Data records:
___

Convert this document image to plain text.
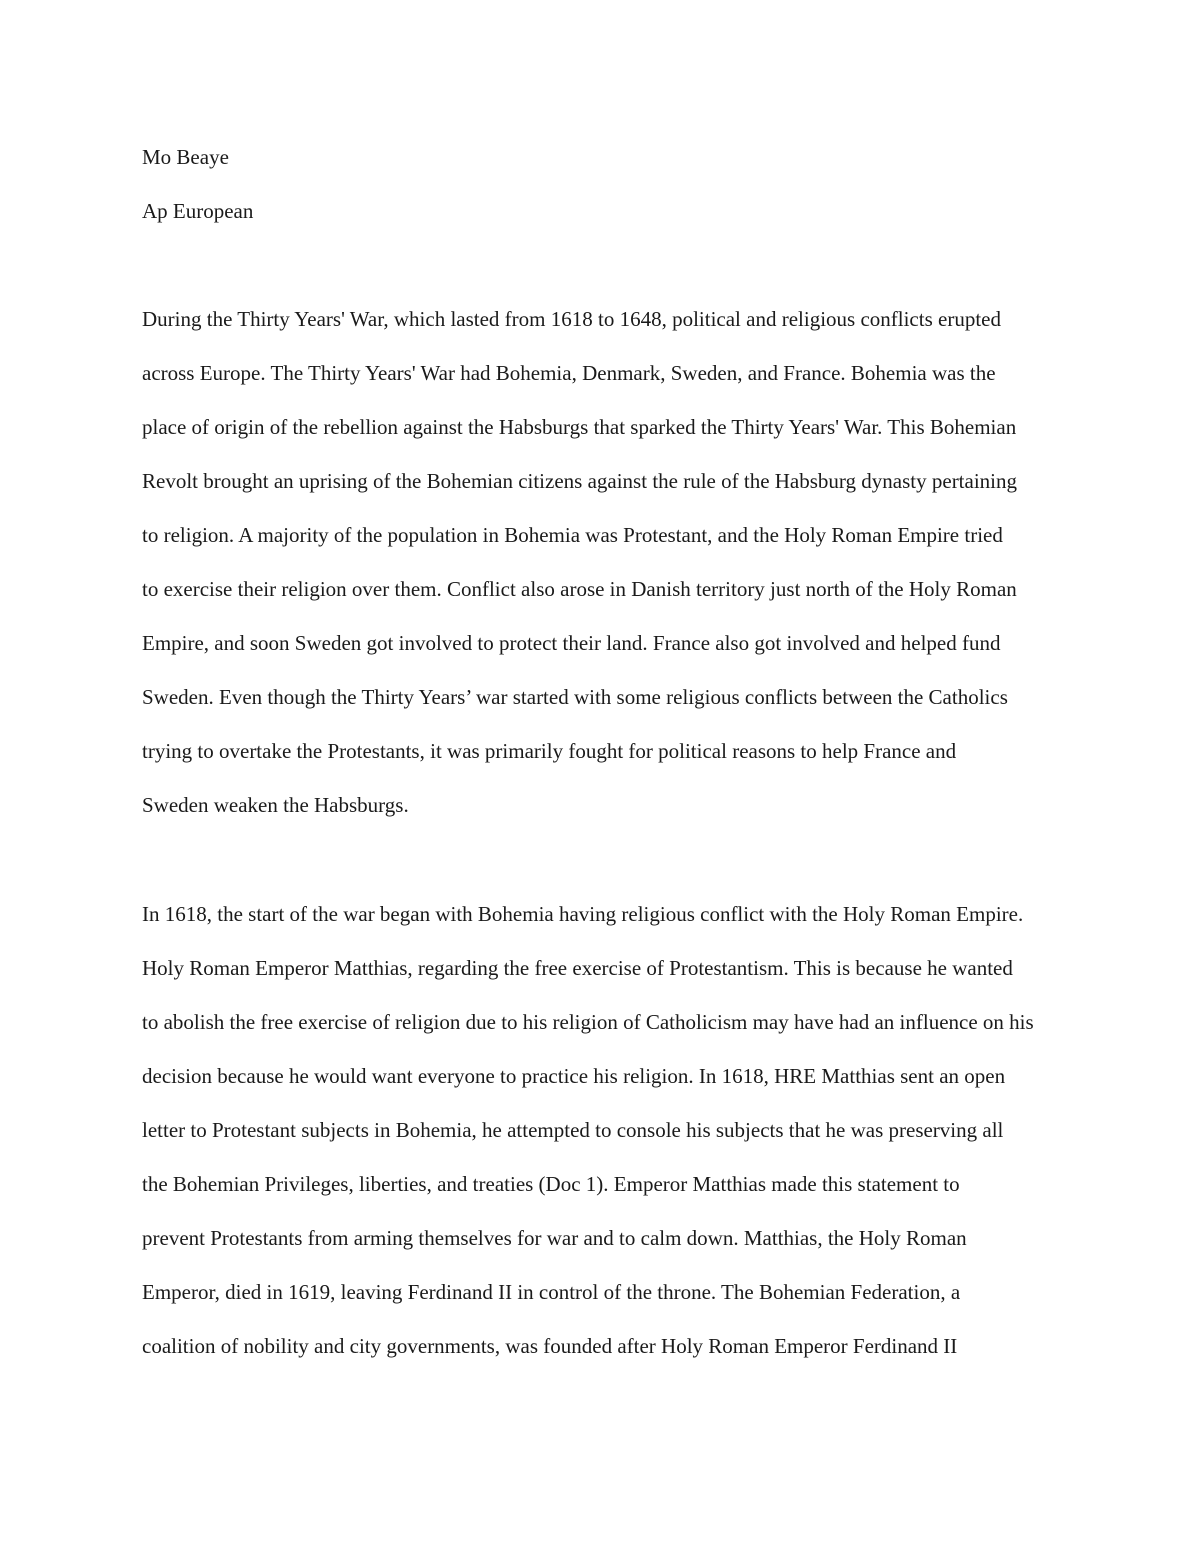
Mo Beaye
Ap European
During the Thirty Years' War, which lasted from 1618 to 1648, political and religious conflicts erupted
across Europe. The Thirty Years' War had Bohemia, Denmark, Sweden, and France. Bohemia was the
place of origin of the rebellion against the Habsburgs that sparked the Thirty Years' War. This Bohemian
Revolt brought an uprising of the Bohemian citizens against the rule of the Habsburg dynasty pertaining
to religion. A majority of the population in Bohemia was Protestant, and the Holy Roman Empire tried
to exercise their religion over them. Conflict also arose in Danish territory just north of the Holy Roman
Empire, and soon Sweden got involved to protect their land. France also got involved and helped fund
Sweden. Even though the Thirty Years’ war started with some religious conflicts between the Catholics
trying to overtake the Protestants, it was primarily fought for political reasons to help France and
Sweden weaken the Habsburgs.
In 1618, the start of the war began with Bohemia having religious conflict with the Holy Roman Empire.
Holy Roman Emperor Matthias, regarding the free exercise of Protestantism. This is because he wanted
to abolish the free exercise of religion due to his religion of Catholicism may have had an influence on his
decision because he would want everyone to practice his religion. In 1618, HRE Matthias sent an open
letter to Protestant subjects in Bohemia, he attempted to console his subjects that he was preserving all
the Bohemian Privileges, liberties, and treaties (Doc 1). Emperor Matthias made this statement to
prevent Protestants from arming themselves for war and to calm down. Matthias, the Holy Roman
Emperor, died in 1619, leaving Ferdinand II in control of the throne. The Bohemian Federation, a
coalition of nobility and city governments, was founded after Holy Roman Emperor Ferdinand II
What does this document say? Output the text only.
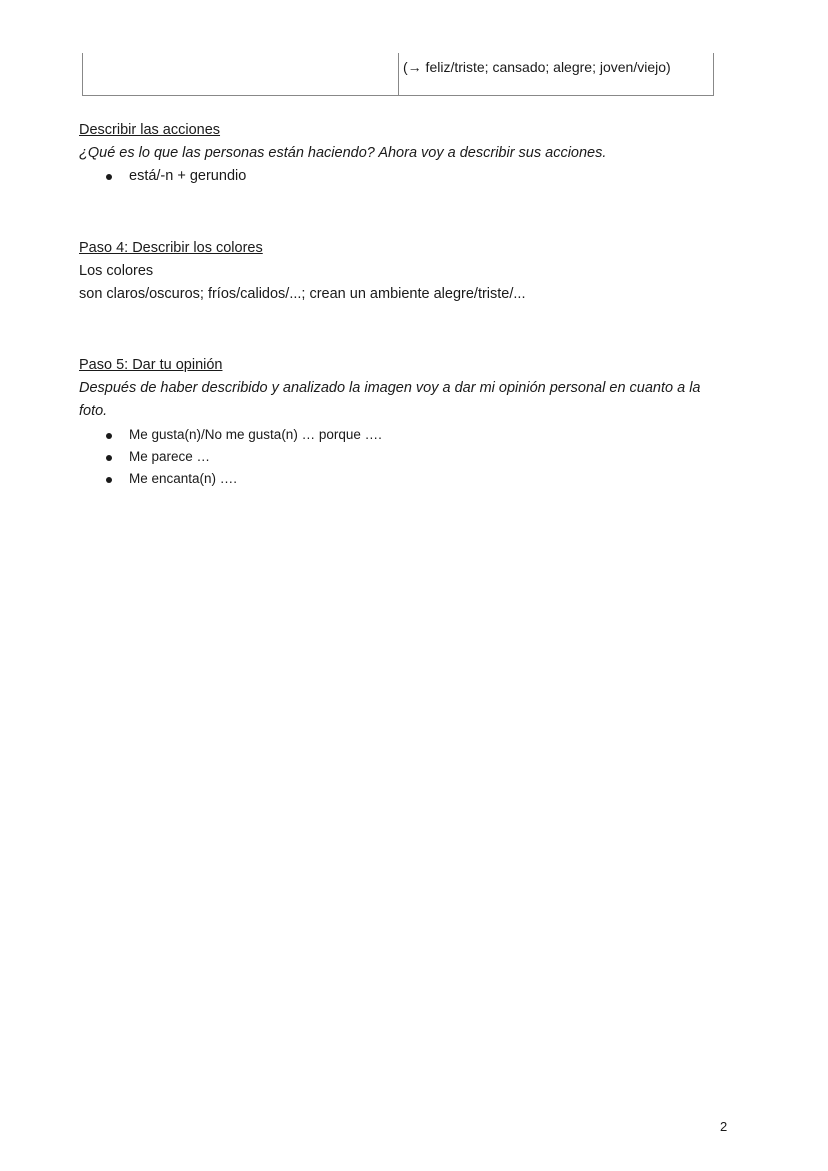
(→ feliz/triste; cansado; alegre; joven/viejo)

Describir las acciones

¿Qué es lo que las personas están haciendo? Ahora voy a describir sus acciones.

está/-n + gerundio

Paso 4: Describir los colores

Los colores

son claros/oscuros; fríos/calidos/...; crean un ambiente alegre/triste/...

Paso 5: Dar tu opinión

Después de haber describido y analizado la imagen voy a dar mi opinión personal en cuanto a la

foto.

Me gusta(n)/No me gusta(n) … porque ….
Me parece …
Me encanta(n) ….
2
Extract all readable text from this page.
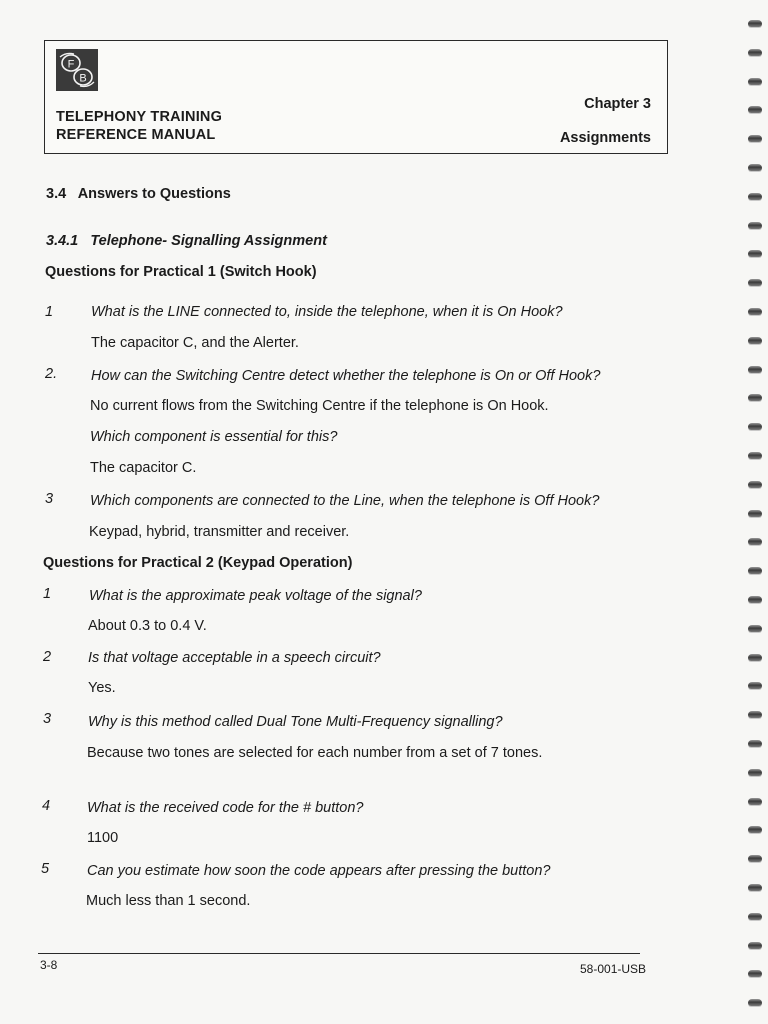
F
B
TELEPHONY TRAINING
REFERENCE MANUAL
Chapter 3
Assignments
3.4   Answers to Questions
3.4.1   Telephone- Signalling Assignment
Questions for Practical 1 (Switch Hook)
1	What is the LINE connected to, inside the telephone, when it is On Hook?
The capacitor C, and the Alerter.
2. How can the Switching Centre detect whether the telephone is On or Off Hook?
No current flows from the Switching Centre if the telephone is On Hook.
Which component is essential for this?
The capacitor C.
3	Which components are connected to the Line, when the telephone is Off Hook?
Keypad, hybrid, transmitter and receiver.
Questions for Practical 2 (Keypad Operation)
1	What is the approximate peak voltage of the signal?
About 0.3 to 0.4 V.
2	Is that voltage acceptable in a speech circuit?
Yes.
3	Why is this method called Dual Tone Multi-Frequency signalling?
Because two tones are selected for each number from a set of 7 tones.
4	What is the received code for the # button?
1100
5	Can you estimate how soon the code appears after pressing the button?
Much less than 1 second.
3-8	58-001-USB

___

All entries are to be retyped exactly. Omit any embedded images.

* [RESPONSE BELOW]:
Convert this document image to plain text.
Mo Beaye
Ap European
During the Thirty Years' War, which lasted from 1618 to 1648, political and religious conflicts erupted
across Europe. The Thirty Years' War had Bohemia, Denmark, Sweden, and France. Bohemia was the
place of origin of the rebellion against the Habsburgs that sparked the Thirty Years' War. This Bohemian
Revolt brought an uprising of the Bohemian citizens against the rule of the Habsburg dynasty pertaining
to religion. A majority of the population in Bohemia was Protestant, and the Holy Roman Empire tried
to exercise their religion over them. Conflict also arose in Danish territory just north of the Holy Roman
Empire, and soon Sweden got involved to protect their land. France also got involved and helped fund
Sweden. Even though the Thirty Years’ war started with some religious conflicts between the Catholics
trying to overtake the Protestants, it was primarily fought for political reasons to help France and
Sweden weaken the Habsburgs.
In 1618, the start of the war began with Bohemia having religious conflict with the Holy Roman Empire.
Holy Roman Emperor Matthias, regarding the free exercise of Protestantism. This is because he wanted
to abolish the free exercise of religion due to his religion of Catholicism may have had an influence on his
decision because he would want everyone to practice his religion. In 1618, HRE Matthias sent an open
letter to Protestant subjects in Bohemia, he attempted to console his subjects that he was preserving all
the Bohemian Privileges, liberties, and treaties (Doc 1). Emperor Matthias made this statement to
prevent Protestants from arming themselves for war and to calm down. Matthias, the Holy Roman
Emperor, died in 1619, leaving Ferdinand II in control of the throne. The Bohemian Federation, a
coalition of nobility and city governments, was founded after Holy Roman Emperor Ferdinand II
What does this document say? Output the text only.
(→ feliz/triste; cansado; alegre; joven/viejo)

Describir las acciones

¿Qué es lo que las personas están haciendo? Ahora voy a describir sus acciones.

está/-n + gerundio

Paso 4: Describir los colores

Los colores

son claros/oscuros; fríos/calidos/...; crean un ambiente alegre/triste/...

Paso 5: Dar tu opinión

Después de haber describido y analizado la imagen voy a dar mi opinión personal en cuanto a la

foto.

Me gusta(n)/No me gusta(n) … porque ….
Me parece …
Me encanta(n) ….
2
Extract all readable text from this page.
F
B
TELEPHONY TRAINING
REFERENCE MANUAL
Chapter 3
Assignments
3.4   Answers to Questions
3.4.1   Telephone- Signalling Assignment
Questions for Practical 1 (Switch Hook)
1	What is the LINE connected to, inside the telephone, when it is On Hook?
The capacitor C, and the Alerter.
2. How can the Switching Centre detect whether the telephone is On or Off Hook?
No current flows from the Switching Centre if the telephone is On Hook.
Which component is essential for this?
The capacitor C.
3	Which components are connected to the Line, when the telephone is Off Hook?
Keypad, hybrid, transmitter and receiver.
Questions for Practical 2 (Keypad Operation)
1	What is the approximate peak voltage of the signal?
About 0.3 to 0.4 V.
2	Is that voltage acceptable in a speech circuit?
Yes.
3	Why is this method called Dual Tone Multi-Frequency signalling?
Because two tones are selected for each number from a set of 7 tones.
4	What is the received code for the # button?
1100
5	Can you estimate how soon the code appears after pressing the button?
Much less than 1 second.
3-8	58-001-USB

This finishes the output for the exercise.